> **Materials provided**

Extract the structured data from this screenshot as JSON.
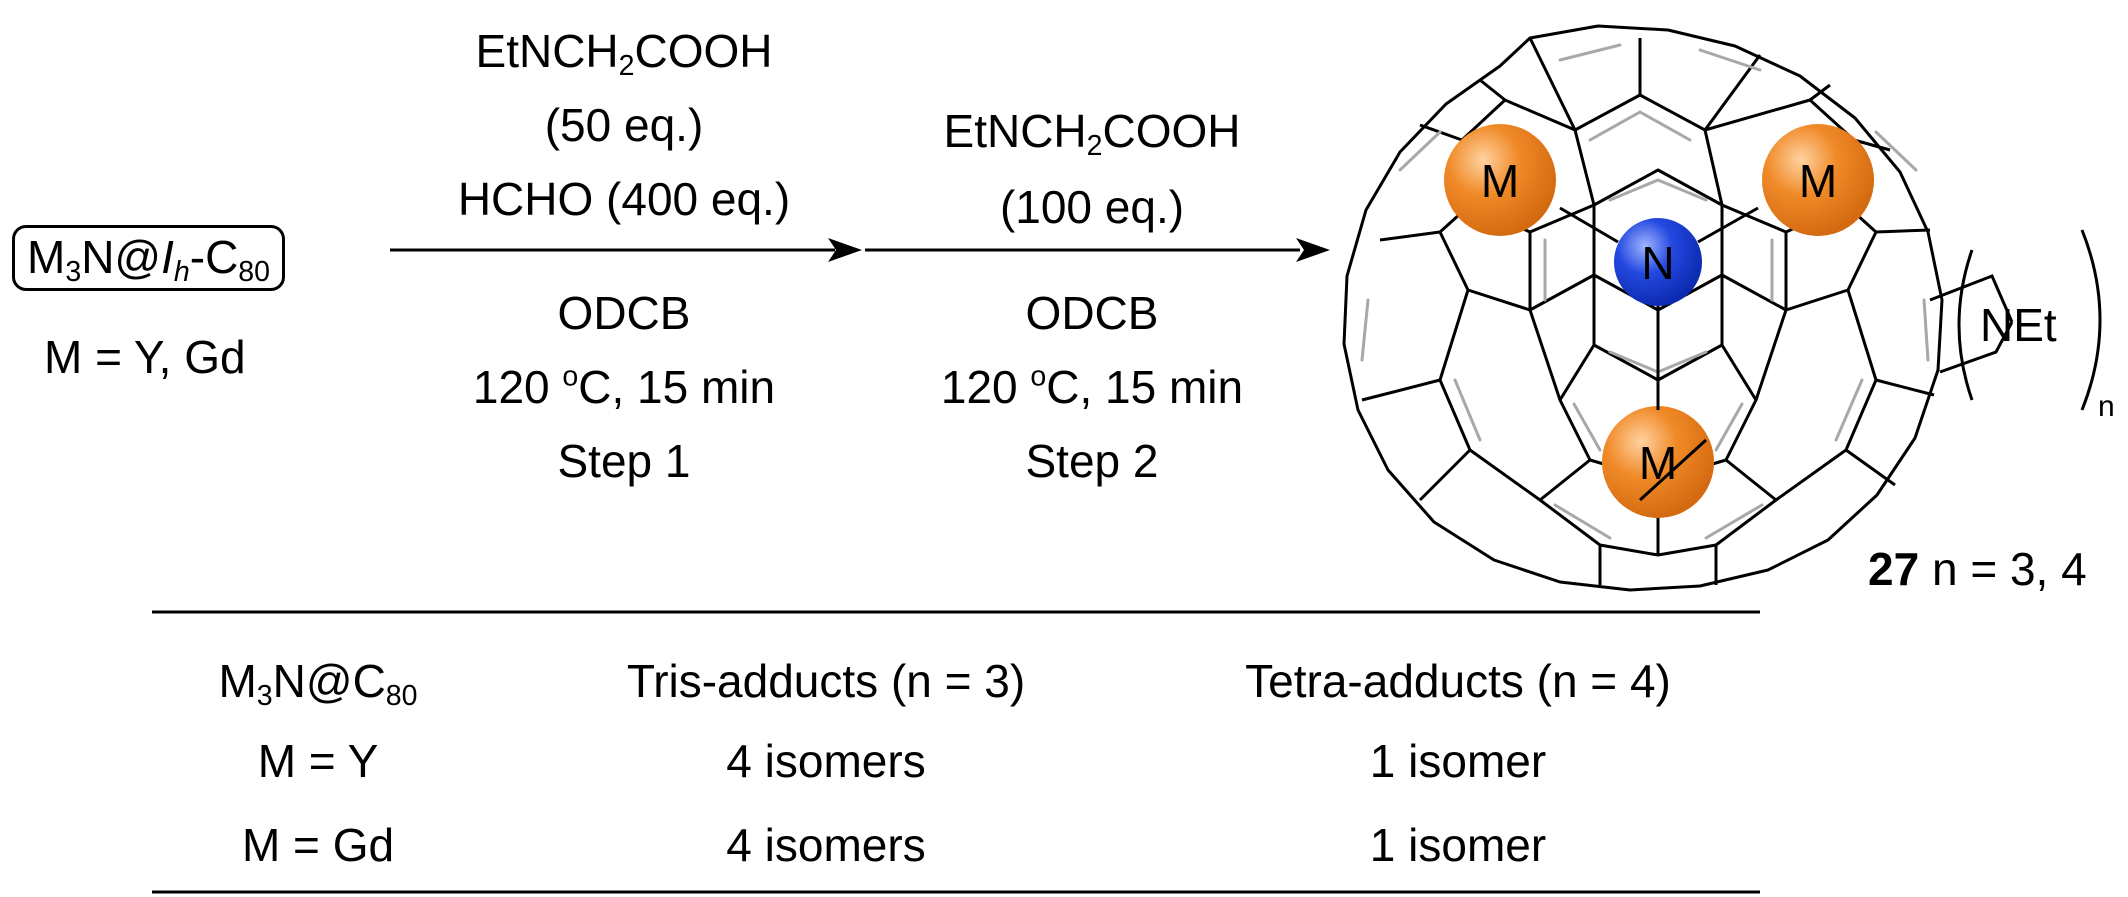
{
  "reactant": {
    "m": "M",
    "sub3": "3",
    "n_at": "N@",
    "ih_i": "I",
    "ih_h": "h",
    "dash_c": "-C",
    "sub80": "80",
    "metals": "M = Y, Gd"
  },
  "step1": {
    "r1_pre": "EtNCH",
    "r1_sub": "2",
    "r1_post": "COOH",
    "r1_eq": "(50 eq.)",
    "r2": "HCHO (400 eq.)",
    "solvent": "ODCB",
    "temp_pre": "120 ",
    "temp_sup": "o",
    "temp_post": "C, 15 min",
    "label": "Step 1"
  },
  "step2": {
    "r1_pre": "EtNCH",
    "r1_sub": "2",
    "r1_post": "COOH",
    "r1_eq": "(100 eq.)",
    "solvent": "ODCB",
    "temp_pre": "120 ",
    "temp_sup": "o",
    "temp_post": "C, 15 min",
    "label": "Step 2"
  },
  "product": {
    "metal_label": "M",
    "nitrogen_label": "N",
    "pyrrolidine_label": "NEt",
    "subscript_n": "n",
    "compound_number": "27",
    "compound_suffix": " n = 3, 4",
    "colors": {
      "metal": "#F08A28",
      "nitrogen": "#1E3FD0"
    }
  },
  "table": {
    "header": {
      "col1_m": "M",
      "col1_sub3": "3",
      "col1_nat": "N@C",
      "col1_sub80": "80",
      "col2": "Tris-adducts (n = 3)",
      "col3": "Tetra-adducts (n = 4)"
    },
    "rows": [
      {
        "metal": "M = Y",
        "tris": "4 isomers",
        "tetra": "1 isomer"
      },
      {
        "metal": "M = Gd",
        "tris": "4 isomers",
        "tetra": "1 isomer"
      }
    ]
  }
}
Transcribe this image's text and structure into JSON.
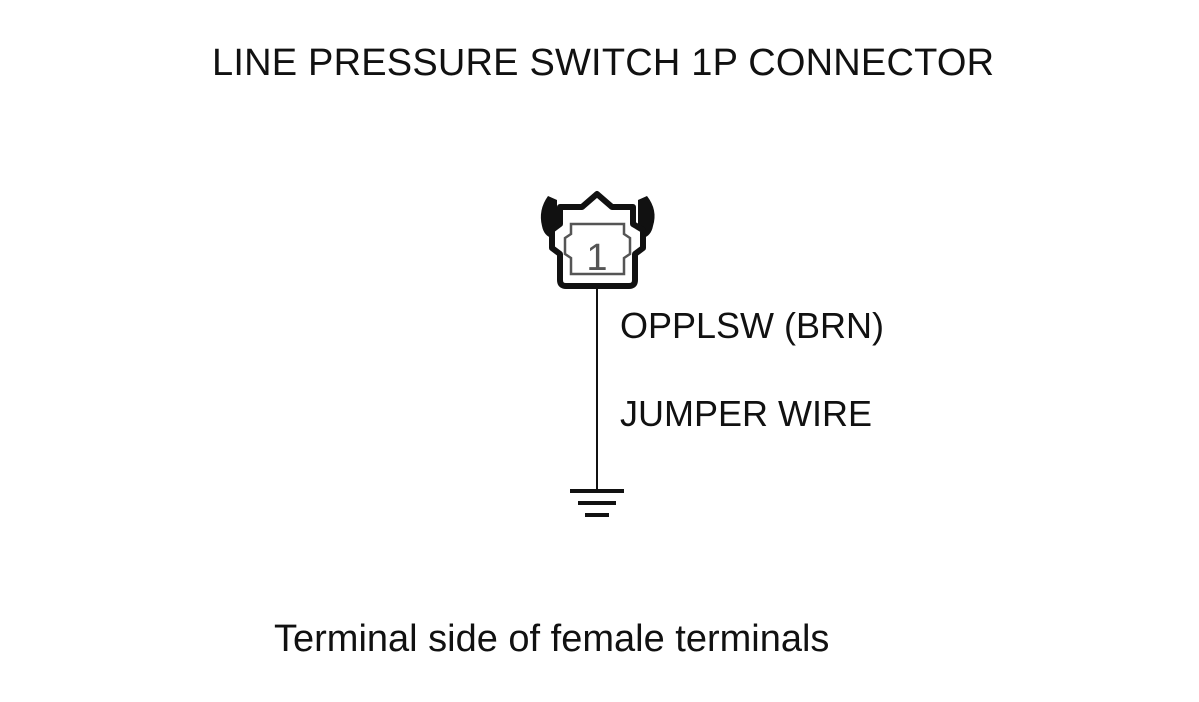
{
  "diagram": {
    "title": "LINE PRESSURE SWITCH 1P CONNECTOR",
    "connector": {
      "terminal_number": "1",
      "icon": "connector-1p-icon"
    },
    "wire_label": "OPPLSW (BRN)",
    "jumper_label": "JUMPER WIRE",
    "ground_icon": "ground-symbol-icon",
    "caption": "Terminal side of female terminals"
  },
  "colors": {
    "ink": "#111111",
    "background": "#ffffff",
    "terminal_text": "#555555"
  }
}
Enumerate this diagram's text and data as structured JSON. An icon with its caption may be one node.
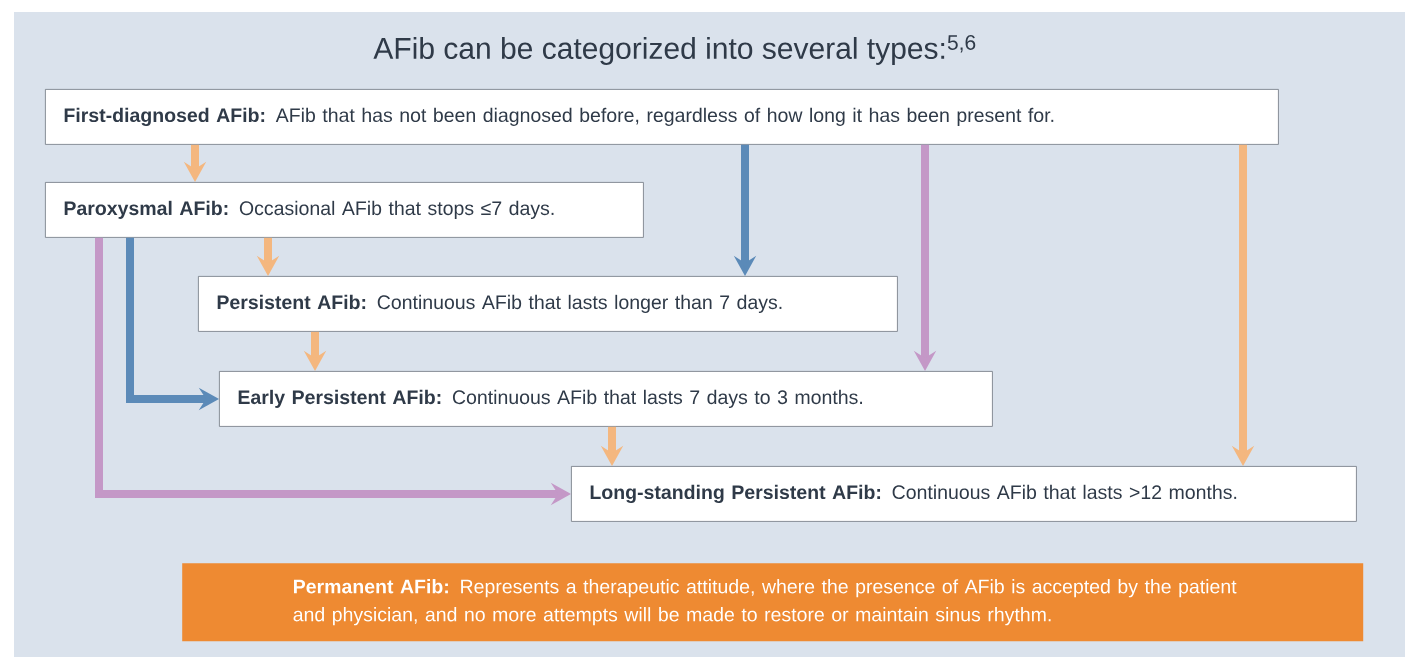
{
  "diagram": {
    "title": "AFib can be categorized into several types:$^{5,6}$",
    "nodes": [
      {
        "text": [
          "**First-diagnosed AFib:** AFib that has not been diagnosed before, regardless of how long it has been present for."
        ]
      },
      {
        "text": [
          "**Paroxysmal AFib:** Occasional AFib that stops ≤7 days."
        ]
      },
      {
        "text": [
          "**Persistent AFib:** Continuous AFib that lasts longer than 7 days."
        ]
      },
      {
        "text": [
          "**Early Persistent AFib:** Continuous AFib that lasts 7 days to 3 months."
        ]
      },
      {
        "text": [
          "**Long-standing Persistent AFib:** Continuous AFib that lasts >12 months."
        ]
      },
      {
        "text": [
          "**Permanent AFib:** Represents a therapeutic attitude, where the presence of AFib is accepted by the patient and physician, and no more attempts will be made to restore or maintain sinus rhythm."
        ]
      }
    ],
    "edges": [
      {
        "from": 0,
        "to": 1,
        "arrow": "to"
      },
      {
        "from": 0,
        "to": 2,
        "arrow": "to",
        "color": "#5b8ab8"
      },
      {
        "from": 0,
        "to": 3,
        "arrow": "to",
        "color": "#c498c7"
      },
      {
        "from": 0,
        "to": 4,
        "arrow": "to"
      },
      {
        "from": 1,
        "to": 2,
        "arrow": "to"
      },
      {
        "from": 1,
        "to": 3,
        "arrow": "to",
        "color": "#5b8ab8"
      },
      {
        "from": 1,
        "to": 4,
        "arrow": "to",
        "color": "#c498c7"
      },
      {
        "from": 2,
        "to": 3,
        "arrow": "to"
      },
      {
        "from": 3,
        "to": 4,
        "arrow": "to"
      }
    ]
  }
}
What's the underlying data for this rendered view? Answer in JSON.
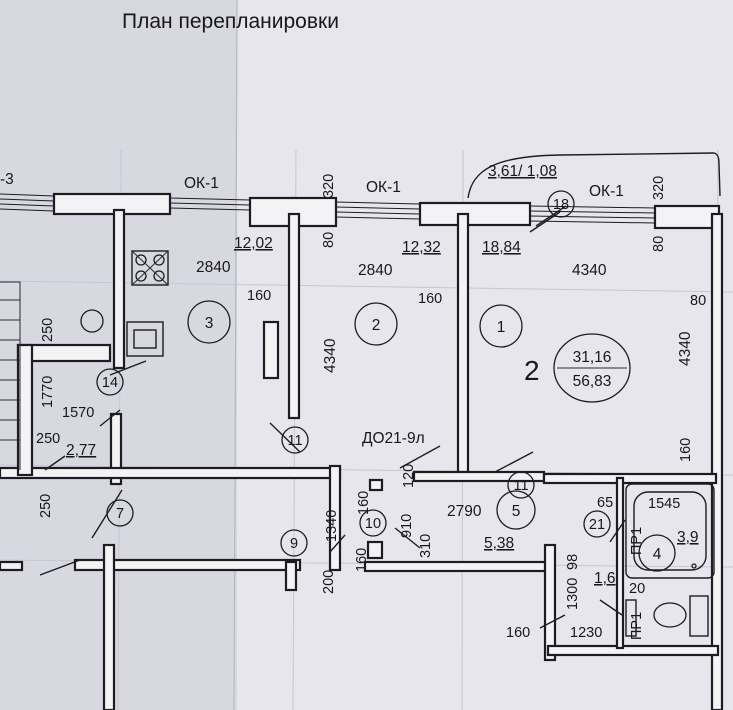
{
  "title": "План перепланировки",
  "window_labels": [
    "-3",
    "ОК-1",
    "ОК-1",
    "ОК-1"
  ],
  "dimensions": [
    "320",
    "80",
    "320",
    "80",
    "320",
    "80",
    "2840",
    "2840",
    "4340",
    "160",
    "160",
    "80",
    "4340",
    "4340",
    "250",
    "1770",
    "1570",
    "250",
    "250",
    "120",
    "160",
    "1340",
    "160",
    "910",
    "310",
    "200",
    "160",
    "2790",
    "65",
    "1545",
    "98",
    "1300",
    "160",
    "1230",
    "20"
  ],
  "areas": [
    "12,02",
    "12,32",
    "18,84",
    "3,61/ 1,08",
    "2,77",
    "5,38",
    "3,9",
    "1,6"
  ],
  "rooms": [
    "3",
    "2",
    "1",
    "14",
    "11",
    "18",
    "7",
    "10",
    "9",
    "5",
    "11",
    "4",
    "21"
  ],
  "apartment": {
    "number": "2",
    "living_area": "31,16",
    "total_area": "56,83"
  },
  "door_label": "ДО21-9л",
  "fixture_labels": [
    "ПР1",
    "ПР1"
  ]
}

> **Task description**
Give an exact reproduction of every line, leaving out any picture.

> **Exercise answer**
Extract the structured data from this screenshot as JSON.
{
  "reactant": {
    "m": "M",
    "sub3": "3",
    "n_at": "N@",
    "ih_i": "I",
    "ih_h": "h",
    "dash_c": "-C",
    "sub80": "80",
    "metals": "M = Y, Gd"
  },
  "step1": {
    "r1_pre": "EtNCH",
    "r1_sub": "2",
    "r1_post": "COOH",
    "r1_eq": "(50 eq.)",
    "r2": "HCHO (400 eq.)",
    "solvent": "ODCB",
    "temp_pre": "120 ",
    "temp_sup": "o",
    "temp_post": "C, 15 min",
    "label": "Step 1"
  },
  "step2": {
    "r1_pre": "EtNCH",
    "r1_sub": "2",
    "r1_post": "COOH",
    "r1_eq": "(100 eq.)",
    "solvent": "ODCB",
    "temp_pre": "120 ",
    "temp_sup": "o",
    "temp_post": "C, 15 min",
    "label": "Step 2"
  },
  "product": {
    "metal_label": "M",
    "nitrogen_label": "N",
    "pyrrolidine_label": "NEt",
    "subscript_n": "n",
    "compound_number": "27",
    "compound_suffix": " n = 3, 4",
    "colors": {
      "metal": "#F08A28",
      "nitrogen": "#1E3FD0"
    }
  },
  "table": {
    "header": {
      "col1_m": "M",
      "col1_sub3": "3",
      "col1_nat": "N@C",
      "col1_sub80": "80",
      "col2": "Tris-adducts (n = 3)",
      "col3": "Tetra-adducts (n = 4)"
    },
    "rows": [
      {
        "metal": "M = Y",
        "tris": "4 isomers",
        "tetra": "1 isomer"
      },
      {
        "metal": "M = Gd",
        "tris": "4 isomers",
        "tetra": "1 isomer"
      }
    ]
  }
}
Transcribe this image's text and structure into JSON.
{
  "diagram": {
    "title": "LINE PRESSURE SWITCH 1P CONNECTOR",
    "connector": {
      "terminal_number": "1",
      "icon": "connector-1p-icon"
    },
    "wire_label": "OPPLSW (BRN)",
    "jumper_label": "JUMPER WIRE",
    "ground_icon": "ground-symbol-icon",
    "caption": "Terminal side of female terminals"
  },
  "colors": {
    "ink": "#111111",
    "background": "#ffffff",
    "terminal_text": "#555555"
  }
}
Enumerate this diagram's text and data as structured JSON. An icon with its caption may be one node.
{
  "diagram": {
    "title": "AFib can be categorized into several types:$^{5,6}$",
    "nodes": [
      {
        "text": [
          "**First-diagnosed AFib:** AFib that has not been diagnosed before, regardless of how long it has been present for."
        ]
      },
      {
        "text": [
          "**Paroxysmal AFib:** Occasional AFib that stops ≤7 days."
        ]
      },
      {
        "text": [
          "**Persistent AFib:** Continuous AFib that lasts longer than 7 days."
        ]
      },
      {
        "text": [
          "**Early Persistent AFib:** Continuous AFib that lasts 7 days to 3 months."
        ]
      },
      {
        "text": [
          "**Long-standing Persistent AFib:** Continuous AFib that lasts >12 months."
        ]
      },
      {
        "text": [
          "**Permanent AFib:** Represents a therapeutic attitude, where the presence of AFib is accepted by the patient and physician, and no more attempts will be made to restore or maintain sinus rhythm."
        ]
      }
    ],
    "edges": [
      {
        "from": 0,
        "to": 1,
        "arrow": "to"
      },
      {
        "from": 0,
        "to": 2,
        "arrow": "to",
        "color": "#5b8ab8"
      },
      {
        "from": 0,
        "to": 3,
        "arrow": "to",
        "color": "#c498c7"
      },
      {
        "from": 0,
        "to": 4,
        "arrow": "to"
      },
      {
        "from": 1,
        "to": 2,
        "arrow": "to"
      },
      {
        "from": 1,
        "to": 3,
        "arrow": "to",
        "color": "#5b8ab8"
      },
      {
        "from": 1,
        "to": 4,
        "arrow": "to",
        "color": "#c498c7"
      },
      {
        "from": 2,
        "to": 3,
        "arrow": "to"
      },
      {
        "from": 3,
        "to": 4,
        "arrow": "to"
      }
    ]
  }
}
What's the underlying data for this rendered view? Answer in JSON.
{
  "title": "План перепланировки",
  "window_labels": [
    "-3",
    "ОК-1",
    "ОК-1",
    "ОК-1"
  ],
  "dimensions": [
    "320",
    "80",
    "320",
    "80",
    "320",
    "80",
    "2840",
    "2840",
    "4340",
    "160",
    "160",
    "80",
    "4340",
    "4340",
    "250",
    "1770",
    "1570",
    "250",
    "250",
    "120",
    "160",
    "1340",
    "160",
    "910",
    "310",
    "200",
    "160",
    "2790",
    "65",
    "1545",
    "98",
    "1300",
    "160",
    "1230",
    "20"
  ],
  "areas": [
    "12,02",
    "12,32",
    "18,84",
    "3,61/ 1,08",
    "2,77",
    "5,38",
    "3,9",
    "1,6"
  ],
  "rooms": [
    "3",
    "2",
    "1",
    "14",
    "11",
    "18",
    "7",
    "10",
    "9",
    "5",
    "11",
    "4",
    "21"
  ],
  "apartment": {
    "number": "2",
    "living_area": "31,16",
    "total_area": "56,83"
  },
  "door_label": "ДО21-9л",
  "fixture_labels": [
    "ПР1",
    "ПР1"
  ]
}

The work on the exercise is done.